Data records:
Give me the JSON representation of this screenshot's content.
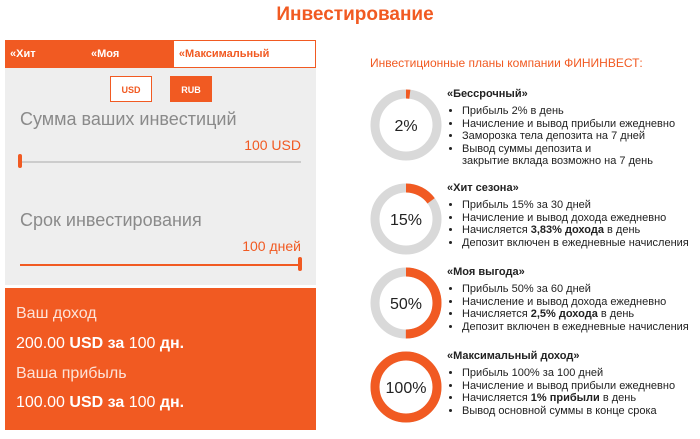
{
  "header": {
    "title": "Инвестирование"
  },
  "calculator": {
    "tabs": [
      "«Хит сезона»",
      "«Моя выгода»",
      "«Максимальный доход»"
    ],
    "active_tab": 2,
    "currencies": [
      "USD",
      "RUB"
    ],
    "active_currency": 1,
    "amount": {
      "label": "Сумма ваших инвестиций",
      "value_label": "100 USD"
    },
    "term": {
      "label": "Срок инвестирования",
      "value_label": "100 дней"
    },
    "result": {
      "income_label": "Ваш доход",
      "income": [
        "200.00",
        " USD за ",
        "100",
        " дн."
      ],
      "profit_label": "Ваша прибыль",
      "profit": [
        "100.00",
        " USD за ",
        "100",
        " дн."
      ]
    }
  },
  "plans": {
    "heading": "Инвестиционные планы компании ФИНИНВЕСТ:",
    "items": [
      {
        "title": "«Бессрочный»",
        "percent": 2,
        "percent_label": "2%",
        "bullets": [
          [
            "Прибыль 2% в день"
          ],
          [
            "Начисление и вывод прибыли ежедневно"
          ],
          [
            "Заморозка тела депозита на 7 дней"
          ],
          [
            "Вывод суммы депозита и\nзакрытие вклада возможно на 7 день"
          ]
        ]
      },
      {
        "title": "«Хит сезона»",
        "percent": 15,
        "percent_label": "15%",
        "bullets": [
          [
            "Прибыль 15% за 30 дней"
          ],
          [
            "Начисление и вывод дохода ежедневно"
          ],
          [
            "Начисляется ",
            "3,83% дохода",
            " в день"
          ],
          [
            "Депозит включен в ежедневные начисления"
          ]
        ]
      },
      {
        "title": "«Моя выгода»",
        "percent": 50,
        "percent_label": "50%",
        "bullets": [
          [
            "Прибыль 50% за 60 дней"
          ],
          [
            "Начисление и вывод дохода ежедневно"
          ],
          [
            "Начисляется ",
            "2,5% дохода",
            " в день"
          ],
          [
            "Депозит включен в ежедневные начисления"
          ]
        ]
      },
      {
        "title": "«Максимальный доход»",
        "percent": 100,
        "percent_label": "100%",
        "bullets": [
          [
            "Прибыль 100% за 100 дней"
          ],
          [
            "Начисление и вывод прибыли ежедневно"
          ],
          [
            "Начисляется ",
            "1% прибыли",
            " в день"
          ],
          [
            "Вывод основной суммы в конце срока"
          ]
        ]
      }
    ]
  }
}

→ Stated exercise
Return every line of the records exactly as given, pictures excluded.

→ Written solution
Give me the JSON representation of this screenshot's content.
{
  "header": {
    "title": "Инвестирование"
  },
  "calculator": {
    "tabs": [
      "«Хит сезона»",
      "«Моя выгода»",
      "«Максимальный доход»"
    ],
    "active_tab": 2,
    "currencies": [
      "USD",
      "RUB"
    ],
    "active_currency": 1,
    "amount": {
      "label": "Сумма ваших инвестиций",
      "value_label": "100 USD"
    },
    "term": {
      "label": "Срок инвестирования",
      "value_label": "100 дней"
    },
    "result": {
      "income_label": "Ваш доход",
      "income": [
        "200.00",
        " USD за ",
        "100",
        " дн."
      ],
      "profit_label": "Ваша прибыль",
      "profit": [
        "100.00",
        " USD за ",
        "100",
        " дн."
      ]
    }
  },
  "plans": {
    "heading": "Инвестиционные планы компании ФИНИНВЕСТ:",
    "items": [
      {
        "title": "«Бессрочный»",
        "percent": 2,
        "percent_label": "2%",
        "bullets": [
          [
            "Прибыль 2% в день"
          ],
          [
            "Начисление и вывод прибыли ежедневно"
          ],
          [
            "Заморозка тела депозита на 7 дней"
          ],
          [
            "Вывод суммы депозита и\nзакрытие вклада возможно на 7 день"
          ]
        ]
      },
      {
        "title": "«Хит сезона»",
        "percent": 15,
        "percent_label": "15%",
        "bullets": [
          [
            "Прибыль 15% за 30 дней"
          ],
          [
            "Начисление и вывод дохода ежедневно"
          ],
          [
            "Начисляется ",
            "3,83% дохода",
            " в день"
          ],
          [
            "Депозит включен в ежедневные начисления"
          ]
        ]
      },
      {
        "title": "«Моя выгода»",
        "percent": 50,
        "percent_label": "50%",
        "bullets": [
          [
            "Прибыль 50% за 60 дней"
          ],
          [
            "Начисление и вывод дохода ежедневно"
          ],
          [
            "Начисляется ",
            "2,5% дохода",
            " в день"
          ],
          [
            "Депозит включен в ежедневные начисления"
          ]
        ]
      },
      {
        "title": "«Максимальный доход»",
        "percent": 100,
        "percent_label": "100%",
        "bullets": [
          [
            "Прибыль 100% за 100 дней"
          ],
          [
            "Начисление и вывод прибыли ежедневно"
          ],
          [
            "Начисляется ",
            "1% прибыли",
            " в день"
          ],
          [
            "Вывод основной суммы в конце срока"
          ]
        ]
      }
    ]
  }
}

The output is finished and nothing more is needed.